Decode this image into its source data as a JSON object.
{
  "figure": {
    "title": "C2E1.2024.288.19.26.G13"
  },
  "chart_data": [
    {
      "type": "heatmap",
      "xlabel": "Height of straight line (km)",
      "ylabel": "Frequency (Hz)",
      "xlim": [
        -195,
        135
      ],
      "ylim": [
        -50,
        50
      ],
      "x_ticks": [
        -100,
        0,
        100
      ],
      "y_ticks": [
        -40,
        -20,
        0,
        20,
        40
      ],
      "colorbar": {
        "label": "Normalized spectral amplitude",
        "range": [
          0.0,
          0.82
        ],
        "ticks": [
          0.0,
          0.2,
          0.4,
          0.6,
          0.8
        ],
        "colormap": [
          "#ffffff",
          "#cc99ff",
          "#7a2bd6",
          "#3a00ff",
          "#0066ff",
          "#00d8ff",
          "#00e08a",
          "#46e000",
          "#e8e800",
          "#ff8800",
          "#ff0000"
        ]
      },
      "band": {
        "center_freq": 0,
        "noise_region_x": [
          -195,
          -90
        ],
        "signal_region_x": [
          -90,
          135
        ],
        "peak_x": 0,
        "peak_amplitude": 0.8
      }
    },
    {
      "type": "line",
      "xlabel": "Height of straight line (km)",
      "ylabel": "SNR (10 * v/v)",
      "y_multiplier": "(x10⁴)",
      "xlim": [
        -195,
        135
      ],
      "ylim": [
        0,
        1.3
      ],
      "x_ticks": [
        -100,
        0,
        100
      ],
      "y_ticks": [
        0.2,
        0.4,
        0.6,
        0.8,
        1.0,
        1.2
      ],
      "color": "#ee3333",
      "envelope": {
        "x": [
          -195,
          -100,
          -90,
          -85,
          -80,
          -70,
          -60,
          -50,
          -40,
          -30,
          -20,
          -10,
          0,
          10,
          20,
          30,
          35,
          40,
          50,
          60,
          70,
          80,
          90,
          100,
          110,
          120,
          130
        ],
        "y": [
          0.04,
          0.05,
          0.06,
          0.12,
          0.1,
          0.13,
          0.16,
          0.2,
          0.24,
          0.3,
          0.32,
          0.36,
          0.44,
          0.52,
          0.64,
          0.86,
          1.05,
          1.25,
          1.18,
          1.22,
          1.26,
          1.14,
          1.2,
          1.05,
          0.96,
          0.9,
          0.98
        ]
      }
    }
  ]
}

○ ○ ○

Return the entries above exactly as they appear.

Decode this image into its source data as a JSON object.
{
  "figure": {
    "title": "C2E1.2024.288.19.26.G13"
  },
  "chart_data": [
    {
      "type": "heatmap",
      "xlabel": "Height of straight line (km)",
      "ylabel": "Frequency (Hz)",
      "xlim": [
        -195,
        135
      ],
      "ylim": [
        -50,
        50
      ],
      "x_ticks": [
        -100,
        0,
        100
      ],
      "y_ticks": [
        -40,
        -20,
        0,
        20,
        40
      ],
      "colorbar": {
        "label": "Normalized spectral amplitude",
        "range": [
          0.0,
          0.82
        ],
        "ticks": [
          0.0,
          0.2,
          0.4,
          0.6,
          0.8
        ],
        "colormap": [
          "#ffffff",
          "#cc99ff",
          "#7a2bd6",
          "#3a00ff",
          "#0066ff",
          "#00d8ff",
          "#00e08a",
          "#46e000",
          "#e8e800",
          "#ff8800",
          "#ff0000"
        ]
      },
      "band": {
        "center_freq": 0,
        "noise_region_x": [
          -195,
          -90
        ],
        "signal_region_x": [
          -90,
          135
        ],
        "peak_x": 0,
        "peak_amplitude": 0.8
      }
    },
    {
      "type": "line",
      "xlabel": "Height of straight line (km)",
      "ylabel": "SNR (10 * v/v)",
      "y_multiplier": "(x10⁴)",
      "xlim": [
        -195,
        135
      ],
      "ylim": [
        0,
        1.3
      ],
      "x_ticks": [
        -100,
        0,
        100
      ],
      "y_ticks": [
        0.2,
        0.4,
        0.6,
        0.8,
        1.0,
        1.2
      ],
      "color": "#ee3333",
      "envelope": {
        "x": [
          -195,
          -100,
          -90,
          -85,
          -80,
          -70,
          -60,
          -50,
          -40,
          -30,
          -20,
          -10,
          0,
          10,
          20,
          30,
          35,
          40,
          50,
          60,
          70,
          80,
          90,
          100,
          110,
          120,
          130
        ],
        "y": [
          0.04,
          0.05,
          0.06,
          0.12,
          0.1,
          0.13,
          0.16,
          0.2,
          0.24,
          0.3,
          0.32,
          0.36,
          0.44,
          0.52,
          0.64,
          0.86,
          1.05,
          1.25,
          1.18,
          1.22,
          1.26,
          1.14,
          1.2,
          1.05,
          0.96,
          0.9,
          0.98
        ]
      }
    }
  ]
}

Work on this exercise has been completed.